| TASK STATEMENT |
Take every line from the listing below that contains "Indirect".

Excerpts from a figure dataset
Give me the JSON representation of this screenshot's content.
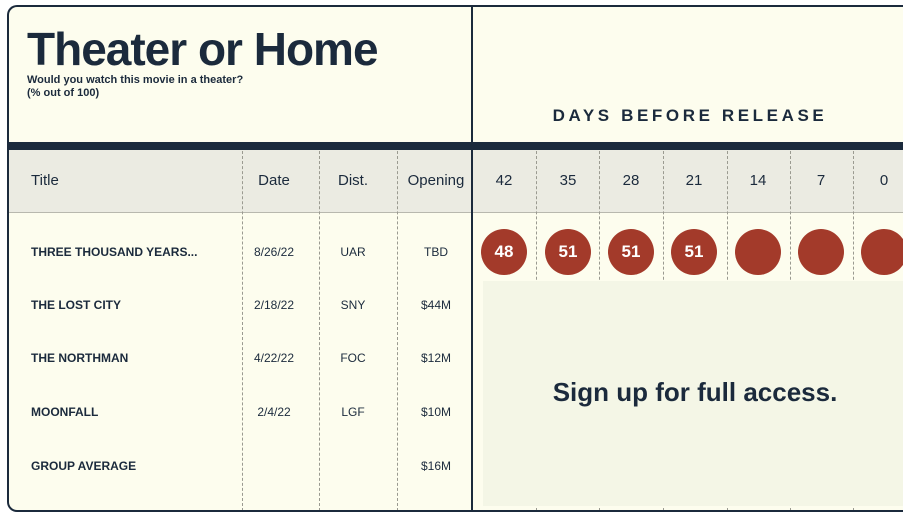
{
  "header": {
    "title": "Theater or Home",
    "subtitle": "Would you watch this movie in a theater?",
    "subtitle_note": "(% out of 100)",
    "section": "DAYS BEFORE RELEASE"
  },
  "table": {
    "columns": [
      "Title",
      "Date",
      "Dist.",
      "Opening"
    ],
    "days": [
      "42",
      "35",
      "28",
      "21",
      "14",
      "7",
      "0"
    ],
    "rows": [
      [
        "THREE THOUSAND YEARS...",
        "8/26/22",
        "UAR",
        "TBD"
      ],
      [
        "THE LOST CITY",
        "2/18/22",
        "SNY",
        "$44M"
      ],
      [
        "THE NORTHMAN",
        "4/22/22",
        "FOC",
        "$12M"
      ],
      [
        "MOONFALL",
        "2/4/22",
        "LGF",
        "$10M"
      ],
      [
        "GROUP AVERAGE",
        null,
        null,
        "$16M"
      ]
    ],
    "scores": [
      48,
      51,
      51,
      51,
      null,
      null,
      null
    ]
  },
  "paywall": "Sign up for full access."
}
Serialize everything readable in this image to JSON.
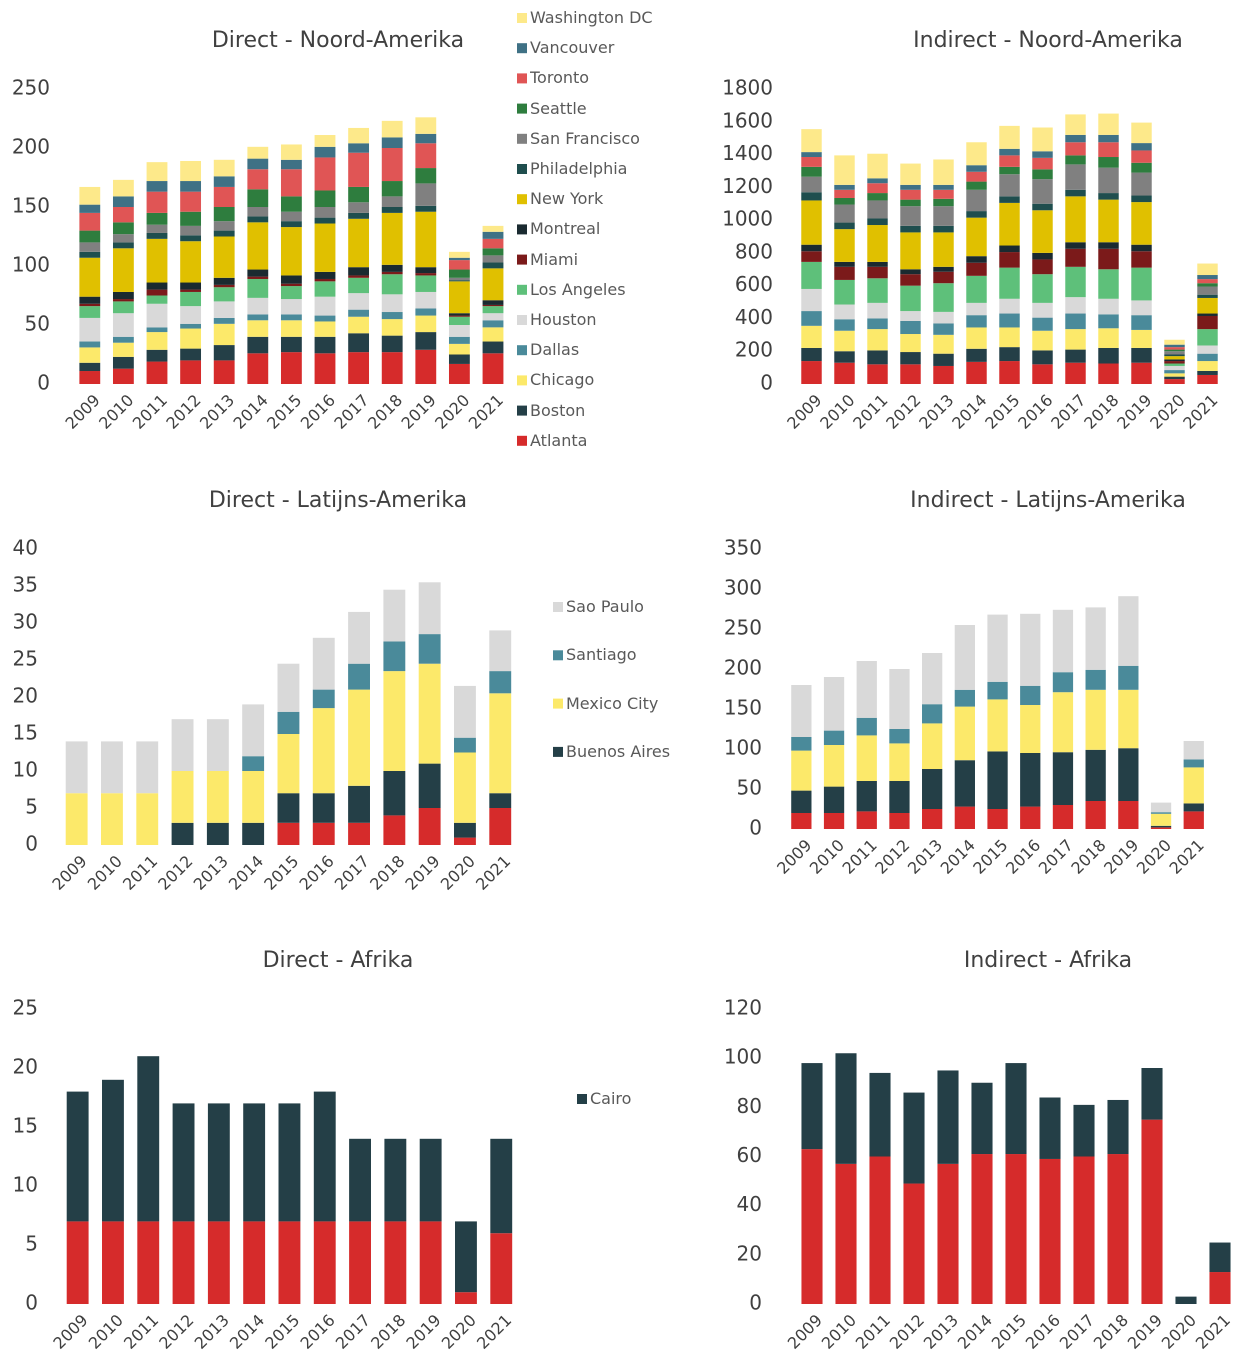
{
  "chart_data": [
    {
      "type": "stacked_bar",
      "title": "Direct - Noord-Amerika",
      "categories": [
        "2009",
        "2010",
        "2011",
        "2012",
        "2013",
        "2014",
        "2015",
        "2016",
        "2017",
        "2018",
        "2019",
        "2020",
        "2021"
      ],
      "ylim": [
        0,
        250
      ],
      "yticks": [
        0,
        50,
        100,
        150,
        200,
        250
      ],
      "grid": false,
      "series": [
        {
          "name": "Atlanta",
          "color": "#d62b2b",
          "values": [
            11,
            13,
            19,
            20,
            20,
            26,
            27,
            26,
            27,
            27,
            29,
            17,
            26
          ]
        },
        {
          "name": "Boston",
          "color": "#243f47",
          "values": [
            7,
            10,
            10,
            10,
            13,
            14,
            13,
            14,
            16,
            14,
            15,
            8,
            10
          ]
        },
        {
          "name": "Chicago",
          "color": "#fce96a",
          "values": [
            13,
            12,
            15,
            17,
            18,
            14,
            14,
            13,
            14,
            14,
            14,
            9,
            12
          ]
        },
        {
          "name": "Dallas",
          "color": "#4a8a9a",
          "values": [
            5,
            5,
            4,
            4,
            5,
            5,
            5,
            5,
            6,
            6,
            6,
            6,
            6
          ]
        },
        {
          "name": "Houston",
          "color": "#d9d9d9",
          "values": [
            20,
            20,
            20,
            15,
            14,
            14,
            13,
            16,
            14,
            15,
            14,
            10,
            6
          ]
        },
        {
          "name": "Los Angeles",
          "color": "#5ec07a",
          "values": [
            10,
            10,
            7,
            12,
            12,
            16,
            11,
            13,
            13,
            17,
            14,
            7,
            6
          ]
        },
        {
          "name": "Miami",
          "color": "#7b1a1a",
          "values": [
            2,
            2,
            5,
            2,
            2,
            2,
            2,
            2,
            2,
            2,
            2,
            1,
            1
          ]
        },
        {
          "name": "Montreal",
          "color": "#1a2a30",
          "values": [
            6,
            6,
            6,
            6,
            6,
            6,
            7,
            6,
            7,
            6,
            5,
            2,
            4
          ]
        },
        {
          "name": "New York",
          "color": "#e0c000",
          "values": [
            33,
            37,
            37,
            35,
            35,
            40,
            41,
            41,
            41,
            44,
            47,
            27,
            27
          ]
        },
        {
          "name": "Philadelphia",
          "color": "#1f4e4e",
          "values": [
            5,
            5,
            5,
            5,
            5,
            5,
            5,
            5,
            5,
            5,
            5,
            1,
            5
          ]
        },
        {
          "name": "San Francisco",
          "color": "#808080",
          "values": [
            8,
            7,
            7,
            8,
            8,
            8,
            8,
            9,
            9,
            9,
            19,
            2,
            6
          ]
        },
        {
          "name": "Seattle",
          "color": "#2e7d3e",
          "values": [
            10,
            10,
            10,
            12,
            12,
            15,
            13,
            14,
            13,
            13,
            13,
            7,
            6
          ]
        },
        {
          "name": "Toronto",
          "color": "#e05555",
          "values": [
            15,
            13,
            18,
            17,
            17,
            17,
            23,
            28,
            29,
            28,
            21,
            8,
            8
          ]
        },
        {
          "name": "Vancouver",
          "color": "#3f7185",
          "values": [
            7,
            9,
            9,
            9,
            9,
            9,
            8,
            9,
            8,
            9,
            8,
            2,
            6
          ]
        },
        {
          "name": "Washington DC",
          "color": "#fde98a",
          "values": [
            15,
            14,
            16,
            17,
            14,
            10,
            13,
            10,
            13,
            14,
            14,
            5,
            5
          ]
        }
      ]
    },
    {
      "type": "stacked_bar",
      "title": "Indirect - Noord-Amerika",
      "categories": [
        "2009",
        "2010",
        "2011",
        "2012",
        "2013",
        "2014",
        "2015",
        "2016",
        "2017",
        "2018",
        "2019",
        "2020",
        "2021"
      ],
      "ylim": [
        0,
        1800
      ],
      "yticks": [
        0,
        200,
        400,
        600,
        800,
        1000,
        1200,
        1400,
        1600,
        1800
      ],
      "grid": false,
      "series": [
        {
          "name": "Atlanta",
          "color": "#d62b2b",
          "values": [
            140,
            130,
            120,
            120,
            110,
            135,
            140,
            120,
            130,
            125,
            130,
            30,
            55
          ]
        },
        {
          "name": "Boston",
          "color": "#243f47",
          "values": [
            80,
            70,
            85,
            75,
            75,
            80,
            85,
            85,
            80,
            95,
            90,
            15,
            25
          ]
        },
        {
          "name": "Chicago",
          "color": "#fce96a",
          "values": [
            135,
            125,
            130,
            110,
            115,
            130,
            120,
            120,
            125,
            120,
            110,
            20,
            60
          ]
        },
        {
          "name": "Dallas",
          "color": "#4a8a9a",
          "values": [
            90,
            70,
            65,
            80,
            70,
            75,
            85,
            80,
            95,
            85,
            90,
            20,
            45
          ]
        },
        {
          "name": "Houston",
          "color": "#d9d9d9",
          "values": [
            135,
            90,
            95,
            60,
            70,
            75,
            90,
            90,
            100,
            95,
            90,
            25,
            50
          ]
        },
        {
          "name": "Los Angeles",
          "color": "#5ec07a",
          "values": [
            165,
            150,
            150,
            155,
            175,
            165,
            190,
            175,
            185,
            180,
            200,
            15,
            100
          ]
        },
        {
          "name": "Miami",
          "color": "#7b1a1a",
          "values": [
            65,
            80,
            70,
            70,
            70,
            80,
            95,
            90,
            110,
            125,
            100,
            15,
            80
          ]
        },
        {
          "name": "Montreal",
          "color": "#1a2a30",
          "values": [
            40,
            30,
            30,
            30,
            30,
            40,
            40,
            40,
            40,
            40,
            40,
            10,
            15
          ]
        },
        {
          "name": "New York",
          "color": "#e0c000",
          "values": [
            270,
            200,
            225,
            225,
            210,
            235,
            260,
            260,
            280,
            260,
            260,
            20,
            95
          ]
        },
        {
          "name": "Philadelphia",
          "color": "#1f4e4e",
          "values": [
            50,
            40,
            40,
            40,
            40,
            40,
            40,
            40,
            40,
            40,
            40,
            10,
            20
          ]
        },
        {
          "name": "San Francisco",
          "color": "#808080",
          "values": [
            95,
            110,
            110,
            120,
            120,
            130,
            135,
            150,
            155,
            155,
            140,
            20,
            50
          ]
        },
        {
          "name": "Seattle",
          "color": "#2e7d3e",
          "values": [
            60,
            40,
            45,
            40,
            45,
            50,
            45,
            60,
            55,
            65,
            60,
            10,
            20
          ]
        },
        {
          "name": "Toronto",
          "color": "#e05555",
          "values": [
            60,
            50,
            60,
            60,
            55,
            60,
            70,
            70,
            80,
            90,
            75,
            15,
            25
          ]
        },
        {
          "name": "Vancouver",
          "color": "#3f7185",
          "values": [
            30,
            30,
            30,
            30,
            30,
            40,
            40,
            40,
            45,
            45,
            45,
            15,
            25
          ]
        },
        {
          "name": "Washington DC",
          "color": "#fde98a",
          "values": [
            140,
            180,
            150,
            130,
            155,
            140,
            140,
            145,
            125,
            130,
            125,
            30,
            70
          ]
        }
      ]
    },
    {
      "type": "stacked_bar",
      "title": "Direct - Latijns-Amerika",
      "categories": [
        "2009",
        "2010",
        "2011",
        "2012",
        "2013",
        "2014",
        "2015",
        "2016",
        "2017",
        "2018",
        "2019",
        "2020",
        "2021"
      ],
      "ylim": [
        0,
        40
      ],
      "yticks": [
        0,
        5,
        10,
        15,
        20,
        25,
        30,
        35,
        40
      ],
      "grid": false,
      "series": [
        {
          "name": null,
          "color": "#d62b2b",
          "values": [
            0,
            0,
            0,
            0,
            0,
            0,
            3,
            3,
            3,
            4,
            5,
            1,
            5
          ]
        },
        {
          "name": "Buenos Aires",
          "color": "#243f47",
          "values": [
            0,
            0,
            0,
            3,
            3,
            3,
            4,
            4,
            5,
            6,
            6,
            2,
            2
          ]
        },
        {
          "name": "Mexico City",
          "color": "#fce96a",
          "values": [
            7,
            7,
            7,
            7,
            7,
            7,
            8,
            11.5,
            13,
            13.5,
            13.5,
            9.5,
            13.5
          ]
        },
        {
          "name": "Santiago",
          "color": "#4a8a9a",
          "values": [
            0,
            0,
            0,
            0,
            0,
            2,
            3,
            2.5,
            3.5,
            4,
            4,
            2,
            3
          ]
        },
        {
          "name": "Sao Paulo",
          "color": "#d9d9d9",
          "values": [
            7,
            7,
            7,
            7,
            7,
            7,
            6.5,
            7,
            7,
            7,
            7,
            7,
            5.5
          ]
        }
      ]
    },
    {
      "type": "stacked_bar",
      "title": "Indirect - Latijns-Amerika",
      "categories": [
        "2009",
        "2010",
        "2011",
        "2012",
        "2013",
        "2014",
        "2015",
        "2016",
        "2017",
        "2018",
        "2019",
        "2020",
        "2021"
      ],
      "ylim": [
        0,
        350
      ],
      "yticks": [
        0,
        50,
        100,
        150,
        200,
        250,
        300,
        350
      ],
      "grid": false,
      "series": [
        {
          "name": null,
          "color": "#d62b2b",
          "values": [
            20,
            20,
            22,
            20,
            25,
            28,
            25,
            28,
            30,
            35,
            35,
            2,
            22
          ]
        },
        {
          "name": "Buenos Aires",
          "color": "#243f47",
          "values": [
            28,
            33,
            38,
            40,
            50,
            58,
            72,
            67,
            66,
            64,
            66,
            2,
            10
          ]
        },
        {
          "name": "Mexico City",
          "color": "#fce96a",
          "values": [
            50,
            52,
            57,
            47,
            57,
            67,
            65,
            60,
            75,
            75,
            73,
            15,
            45
          ]
        },
        {
          "name": "Santiago",
          "color": "#4a8a9a",
          "values": [
            17,
            18,
            22,
            18,
            24,
            21,
            22,
            24,
            25,
            25,
            30,
            2,
            10
          ]
        },
        {
          "name": "Sao Paulo",
          "color": "#d9d9d9",
          "values": [
            65,
            67,
            71,
            75,
            64,
            81,
            84,
            90,
            78,
            78,
            87,
            12,
            23
          ]
        }
      ]
    },
    {
      "type": "stacked_bar",
      "title": "Direct - Afrika",
      "categories": [
        "2009",
        "2010",
        "2011",
        "2012",
        "2013",
        "2014",
        "2015",
        "2016",
        "2017",
        "2018",
        "2019",
        "2020",
        "2021"
      ],
      "ylim": [
        0,
        25
      ],
      "yticks": [
        0,
        5,
        10,
        15,
        20,
        25
      ],
      "grid": false,
      "series": [
        {
          "name": null,
          "color": "#d62b2b",
          "values": [
            7,
            7,
            7,
            7,
            7,
            7,
            7,
            7,
            7,
            7,
            7,
            1,
            6
          ]
        },
        {
          "name": "Cairo",
          "color": "#243f47",
          "values": [
            11,
            12,
            14,
            10,
            10,
            10,
            10,
            11,
            7,
            7,
            7,
            6,
            8
          ]
        }
      ]
    },
    {
      "type": "stacked_bar",
      "title": "Indirect - Afrika",
      "categories": [
        "2009",
        "2010",
        "2011",
        "2012",
        "2013",
        "2014",
        "2015",
        "2016",
        "2017",
        "2018",
        "2019",
        "2020",
        "2021"
      ],
      "ylim": [
        0,
        120
      ],
      "yticks": [
        0,
        20,
        40,
        60,
        80,
        100,
        120
      ],
      "grid": false,
      "series": [
        {
          "name": null,
          "color": "#d62b2b",
          "values": [
            63,
            57,
            60,
            49,
            57,
            61,
            61,
            59,
            60,
            61,
            75,
            0,
            13
          ]
        },
        {
          "name": "Cairo",
          "color": "#243f47",
          "values": [
            35,
            45,
            34,
            37,
            38,
            29,
            37,
            25,
            21,
            22,
            21,
            3,
            12
          ]
        }
      ]
    }
  ]
}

| EXERCISE ANSWER |
      "title": "Indirect - Noord-Amerika",
      "title": "Indirect - Latijns-Amerika",
      "title": "Indirect - Afrika",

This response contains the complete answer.